[JOB] Output each entry that follows exactly. Images stay out.

[PROVIDED DATA]
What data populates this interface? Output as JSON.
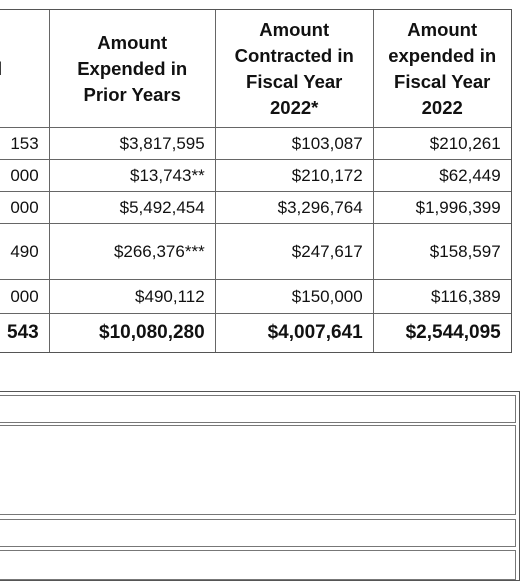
{
  "table": {
    "headers": [
      "l",
      "Amount Expended in Prior Years",
      "Amount Contracted in Fiscal Year 2022*",
      "Amount expended in Fiscal Year 2022"
    ],
    "rows": [
      [
        "153",
        "$3,817,595",
        "$103,087",
        "$210,261"
      ],
      [
        "000",
        "$13,743**",
        "$210,172",
        "$62,449"
      ],
      [
        "000",
        "$5,492,454",
        "$3,296,764",
        "$1,996,399"
      ],
      [
        "490",
        "$266,376***",
        "$247,617",
        "$158,597"
      ],
      [
        "000",
        "$490,112",
        "$150,000",
        "$116,389"
      ]
    ],
    "total": [
      "543",
      "$10,080,280",
      "$4,007,641",
      "$2,544,095"
    ]
  }
}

[EXERCISE ANSWER]
What data populates this interface? Output as JSON.
{
  "table": {
    "headers": [
      "l",
      "Amount Expended in Prior Years",
      "Amount Contracted in Fiscal Year 2022*",
      "Amount expended in Fiscal Year 2022"
    ],
    "rows": [
      [
        "153",
        "$3,817,595",
        "$103,087",
        "$210,261"
      ],
      [
        "000",
        "$13,743**",
        "$210,172",
        "$62,449"
      ],
      [
        "000",
        "$5,492,454",
        "$3,296,764",
        "$1,996,399"
      ],
      [
        "490",
        "$266,376***",
        "$247,617",
        "$158,597"
      ],
      [
        "000",
        "$490,112",
        "$150,000",
        "$116,389"
      ]
    ],
    "total": [
      "543",
      "$10,080,280",
      "$4,007,641",
      "$2,544,095"
    ]
  }
}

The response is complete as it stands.